§ What this exercise asks
- a) Repeat word for word the stretch from "Part II: 'The" through "and Barnett, 2009)." in the passage on the British neo-liberal state.
- b) Please rewrite only the stretch of entries from the first entry through the line containing "degree-description: на соискание", with "text-line" changed to "line" and nothing else altered.

§ Provided passage
+ + + +

Part two of the 'The Last Utopia: Thatcher, New Labour and the Cameron Conservatives and the Demise of Social Democratic Britain'. OurKingdom will be publishing the paper as three consecutive posts.
Gerry Hassan
26 February 2011

The Last Utopia: Thatcher, New Labour and the Cameron Conservatives and the Demise of Social Democratic Britain.

Part I: 'Empire state Britain' published here

Part II: 'The Neo-Liberal State and its Context'.

Part III: 'Territorial Politics and British futures' published here

 - taken from the University of Nice Sophia Antipolis Colloque Keynote Address.


The character of the British state has been transformed over the last thirty years – to a degree which is barely understood by the British political classes.

This is the cumulative effect of the Thatcher and Blair revolutions – which are now being built upon and extended by the Cameron Conservatives in coalition with the Liberal Democrats. The UK state has become a neo-liberal state – one which has changed how it acts in the UK and globally (Hassan and Barnett, 2009).

The neo-liberal state has a transformed political centre; one which at the core and highest echelons of British government now prioritises marketisation, corporatisation and outsourcing, and economic relationships which aid this. The political centre has been captured by entrepreneurs of the state, corporate interests, and the accountancy firms.

+ + + +

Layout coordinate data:

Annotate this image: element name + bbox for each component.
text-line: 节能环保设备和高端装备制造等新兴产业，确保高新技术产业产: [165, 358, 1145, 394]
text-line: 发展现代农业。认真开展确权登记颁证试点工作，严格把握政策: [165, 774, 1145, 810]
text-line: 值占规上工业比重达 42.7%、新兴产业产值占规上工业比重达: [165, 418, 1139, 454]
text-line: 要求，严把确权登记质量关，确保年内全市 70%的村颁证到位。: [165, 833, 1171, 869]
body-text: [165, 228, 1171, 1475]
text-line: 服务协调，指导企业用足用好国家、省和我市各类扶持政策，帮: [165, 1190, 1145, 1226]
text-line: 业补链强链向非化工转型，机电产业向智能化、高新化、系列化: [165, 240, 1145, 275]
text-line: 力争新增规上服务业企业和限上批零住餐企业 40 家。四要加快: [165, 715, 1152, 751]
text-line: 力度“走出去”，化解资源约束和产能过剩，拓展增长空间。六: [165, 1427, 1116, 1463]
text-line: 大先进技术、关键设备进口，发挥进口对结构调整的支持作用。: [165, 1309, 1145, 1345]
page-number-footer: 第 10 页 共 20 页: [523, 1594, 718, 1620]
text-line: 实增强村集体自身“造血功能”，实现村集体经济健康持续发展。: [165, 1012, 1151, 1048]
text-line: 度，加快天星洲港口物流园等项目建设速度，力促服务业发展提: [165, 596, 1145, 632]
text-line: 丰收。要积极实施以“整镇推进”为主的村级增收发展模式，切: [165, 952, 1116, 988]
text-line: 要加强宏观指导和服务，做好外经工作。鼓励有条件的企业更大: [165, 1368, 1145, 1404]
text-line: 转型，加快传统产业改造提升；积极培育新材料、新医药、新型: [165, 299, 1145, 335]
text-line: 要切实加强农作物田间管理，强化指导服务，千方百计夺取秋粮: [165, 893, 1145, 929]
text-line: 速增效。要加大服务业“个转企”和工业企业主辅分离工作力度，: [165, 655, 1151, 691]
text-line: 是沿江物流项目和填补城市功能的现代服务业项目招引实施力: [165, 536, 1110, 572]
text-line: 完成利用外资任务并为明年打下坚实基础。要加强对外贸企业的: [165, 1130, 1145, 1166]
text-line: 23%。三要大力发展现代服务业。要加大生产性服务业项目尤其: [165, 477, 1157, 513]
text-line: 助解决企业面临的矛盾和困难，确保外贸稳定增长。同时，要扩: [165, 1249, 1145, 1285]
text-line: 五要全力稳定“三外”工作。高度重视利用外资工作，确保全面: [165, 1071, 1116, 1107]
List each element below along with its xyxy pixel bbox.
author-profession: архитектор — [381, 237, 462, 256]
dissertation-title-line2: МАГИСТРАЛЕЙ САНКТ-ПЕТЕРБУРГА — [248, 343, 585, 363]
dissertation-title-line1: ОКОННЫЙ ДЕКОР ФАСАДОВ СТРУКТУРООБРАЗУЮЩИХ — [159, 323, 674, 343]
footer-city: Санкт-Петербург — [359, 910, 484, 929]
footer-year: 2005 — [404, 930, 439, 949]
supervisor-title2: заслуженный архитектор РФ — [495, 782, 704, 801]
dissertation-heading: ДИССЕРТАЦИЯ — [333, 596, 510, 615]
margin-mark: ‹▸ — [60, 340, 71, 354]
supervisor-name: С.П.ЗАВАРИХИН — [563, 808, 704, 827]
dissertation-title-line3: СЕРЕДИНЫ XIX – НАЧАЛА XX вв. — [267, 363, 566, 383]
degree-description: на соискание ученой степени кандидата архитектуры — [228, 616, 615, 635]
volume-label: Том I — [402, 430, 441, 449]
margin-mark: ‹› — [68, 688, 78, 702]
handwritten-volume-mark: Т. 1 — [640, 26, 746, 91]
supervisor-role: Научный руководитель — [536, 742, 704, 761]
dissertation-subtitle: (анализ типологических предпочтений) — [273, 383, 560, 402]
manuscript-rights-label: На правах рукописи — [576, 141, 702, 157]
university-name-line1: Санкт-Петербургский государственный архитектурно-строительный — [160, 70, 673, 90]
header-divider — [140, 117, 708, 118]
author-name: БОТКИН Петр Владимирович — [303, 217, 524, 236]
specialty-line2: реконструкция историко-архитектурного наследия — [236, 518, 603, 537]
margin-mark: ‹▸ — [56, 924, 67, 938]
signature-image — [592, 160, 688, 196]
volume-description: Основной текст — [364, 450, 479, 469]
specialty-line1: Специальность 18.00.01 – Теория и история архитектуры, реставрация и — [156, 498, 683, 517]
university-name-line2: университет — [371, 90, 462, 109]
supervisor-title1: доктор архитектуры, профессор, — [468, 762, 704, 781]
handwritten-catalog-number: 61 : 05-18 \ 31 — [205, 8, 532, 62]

+ + + +

§ Answers for this exercise
- a)
Part II: 'The Neo-Liberal State and its Context'.

Part III: 'Territorial Politics and British futures' published here

 - taken from the University of Nice Sophia Antipolis Colloque Keynote Address.


The character of the British state has been transformed over the last thirty years – to a degree which is barely understood by the British political classes.

This is the cumulative effect of the Thatcher and Blair revolutions – which are now being built upon and extended by the Cameron Conservatives in coalition with the Liberal Democrats. The UK state has become a neo-liberal state – one which has changed how it acts in the UK and globally (Hassan and Barnett, 2009).

- b)
Annotate this image: element name + bbox for each component.
line: 节能环保设备和高端装备制造等新兴产业，确保高新技术产业产: [165, 358, 1145, 394]
line: 发展现代农业。认真开展确权登记颁证试点工作，严格把握政策: [165, 774, 1145, 810]
line: 值占规上工业比重达 42.7%、新兴产业产值占规上工业比重达: [165, 418, 1139, 454]
line: 要求，严把确权登记质量关，确保年内全市 70%的村颁证到位。: [165, 833, 1171, 869]
body-text: [165, 228, 1171, 1475]
line: 服务协调，指导企业用足用好国家、省和我市各类扶持政策，帮: [165, 1190, 1145, 1226]
line: 业补链强链向非化工转型，机电产业向智能化、高新化、系列化: [165, 240, 1145, 275]
line: 力争新增规上服务业企业和限上批零住餐企业 40 家。四要加快: [165, 715, 1152, 751]
line: 力度“走出去”，化解资源约束和产能过剩，拓展增长空间。六: [165, 1427, 1116, 1463]
line: 大先进技术、关键设备进口，发挥进口对结构调整的支持作用。: [165, 1309, 1145, 1345]
page-number-footer: 第 10 页 共 20 页: [523, 1594, 718, 1620]
line: 实增强村集体自身“造血功能”，实现村集体经济健康持续发展。: [165, 1012, 1151, 1048]
line: 度，加快天星洲港口物流园等项目建设速度，力促服务业发展提: [165, 596, 1145, 632]
line: 丰收。要积极实施以“整镇推进”为主的村级增收发展模式，切: [165, 952, 1116, 988]
line: 要加强宏观指导和服务，做好外经工作。鼓励有条件的企业更大: [165, 1368, 1145, 1404]
line: 转型，加快传统产业改造提升；积极培育新材料、新医药、新型: [165, 299, 1145, 335]
line: 要切实加强农作物田间管理，强化指导服务，千方百计夺取秋粮: [165, 893, 1145, 929]
line: 速增效。要加大服务业“个转企”和工业企业主辅分离工作力度，: [165, 655, 1151, 691]
line: 是沿江物流项目和填补城市功能的现代服务业项目招引实施力: [165, 536, 1110, 572]
line: 完成利用外资任务并为明年打下坚实基础。要加强对外贸企业的: [165, 1130, 1145, 1166]
line: 23%。三要大力发展现代服务业。要加大生产性服务业项目尤其: [165, 477, 1157, 513]
line: 助解决企业面临的矛盾和困难，确保外贸稳定增长。同时，要扩: [165, 1249, 1145, 1285]
line: 五要全力稳定“三外”工作。高度重视利用外资工作，确保全面: [165, 1071, 1116, 1107]
List each element below along with its xyxy pixel bbox.
author-profession: архитектор — [381, 237, 462, 256]
dissertation-title-line2: МАГИСТРАЛЕЙ САНКТ-ПЕТЕРБУРГА — [248, 343, 585, 363]
dissertation-title-line1: ОКОННЫЙ ДЕКОР ФАСАДОВ СТРУКТУРООБРАЗУЮЩИХ — [159, 323, 674, 343]
footer-city: Санкт-Петербург — [359, 910, 484, 929]
footer-year: 2005 — [404, 930, 439, 949]
supervisor-title2: заслуженный архитектор РФ — [495, 782, 704, 801]
dissertation-heading: ДИССЕРТАЦИЯ — [333, 596, 510, 615]
margin-mark: ‹▸ — [60, 340, 71, 354]
supervisor-name: С.П.ЗАВАРИХИН — [563, 808, 704, 827]
dissertation-title-line3: СЕРЕДИНЫ XIX – НАЧАЛА XX вв. — [267, 363, 566, 383]
degree-description: на соискание ученой степени кандидата архитектуры — [228, 616, 615, 635]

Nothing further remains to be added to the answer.